> [WHAT IS EXPECTED]
Nothing may be dropped or altered: reproduce all the data.

> [THE DATA]

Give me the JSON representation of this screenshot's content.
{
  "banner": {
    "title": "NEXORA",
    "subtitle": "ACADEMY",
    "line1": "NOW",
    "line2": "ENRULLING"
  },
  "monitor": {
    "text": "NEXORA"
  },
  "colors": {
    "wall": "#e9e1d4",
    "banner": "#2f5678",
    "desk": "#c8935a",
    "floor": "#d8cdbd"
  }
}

> [ANSWER TO THIS EXERCISE]
Give me the JSON representation of this screenshot's content.
{
  "banner": {
    "title": "NEXORA",
    "subtitle": "ACADEMY",
    "line1": "NOW",
    "line2": "ENRULLING"
  },
  "monitor": {
    "text": "NEXORA"
  },
  "colors": {
    "wall": "#e9e1d4",
    "banner": "#2f5678",
    "desk": "#c8935a",
    "floor": "#d8cdbd"
  }
}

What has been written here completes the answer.